**DIRECTIVE**: Look through the data below. Collect every line where the word "color" occurs.
=-=-=-=-=
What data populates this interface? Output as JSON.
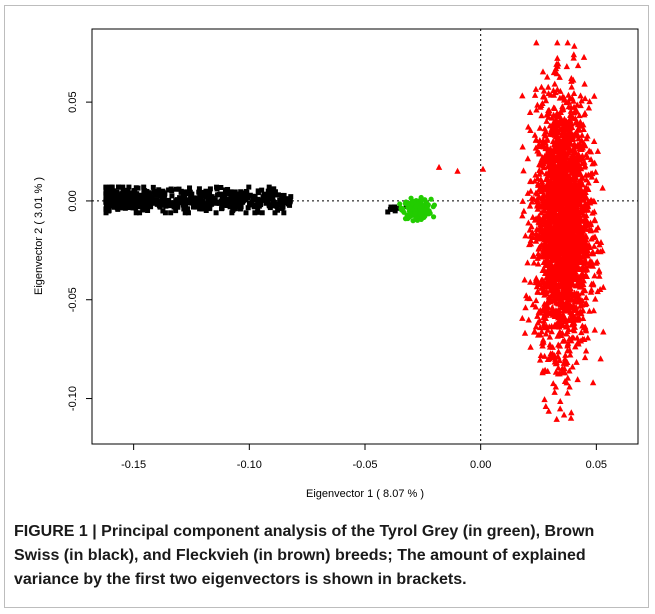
{
  "figure": {
    "caption_label": "FIGURE 1 |",
    "caption_text": "Principal component analysis of the Tyrol Grey (in green), Brown Swiss (in black), and Fleckvieh (in brown) breeds; The amount of explained variance by the first two eigenvectors is shown in brackets."
  },
  "chart_data": {
    "type": "scatter",
    "title": "",
    "xlabel": "Eigenvector 1 ( 8.07 % )",
    "ylabel": "Eigenvector 2 ( 3.01 % )",
    "xlim": [
      -0.168,
      0.068
    ],
    "ylim": [
      -0.123,
      0.087
    ],
    "x_ticks": [
      -0.15,
      -0.1,
      -0.05,
      0.0,
      0.05
    ],
    "x_tick_labels": [
      "-0.15",
      "-0.10",
      "-0.05",
      "0.00",
      "0.05"
    ],
    "y_ticks": [
      0.05,
      0.0,
      -0.05,
      -0.1
    ],
    "y_tick_labels": [
      "0.05",
      "0.00",
      "-0.05",
      "-0.10"
    ],
    "reference_lines": {
      "x": 0.0,
      "y": 0.0,
      "style": "dotted"
    },
    "grid": false,
    "series": [
      {
        "color": "#000000",
        "marker": "square",
        "clusters": [
          {
            "x_range": [
              -0.162,
              -0.082
            ],
            "y_range": [
              -0.006,
              0.007
            ],
            "n": 600
          },
          {
            "x_range": [
              -0.042,
              -0.032
            ],
            "y_range": [
              -0.008,
              0.0
            ],
            "n": 8
          }
        ]
      },
      {
        "color": "#22cc00",
        "marker": "circle",
        "clusters": [
          {
            "x_range": [
              -0.035,
              -0.02
            ],
            "y_range": [
              -0.01,
              0.002
            ],
            "n": 160
          }
        ]
      },
      {
        "color": "#ff0000",
        "marker": "triangle",
        "clusters": [
          {
            "x_range": [
              0.018,
              0.053
            ],
            "y_range": [
              -0.115,
              0.08
            ],
            "n": 2600
          }
        ],
        "outliers": [
          {
            "x": -0.01,
            "y": 0.015
          },
          {
            "x": 0.001,
            "y": 0.016
          },
          {
            "x": -0.018,
            "y": 0.017
          }
        ]
      }
    ]
  }
}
=-=-=-=-=
**REPLY TO THE EXERCISE**:
        "color": "#000000",
        "color": "#22cc00",
        "color": "#ff0000",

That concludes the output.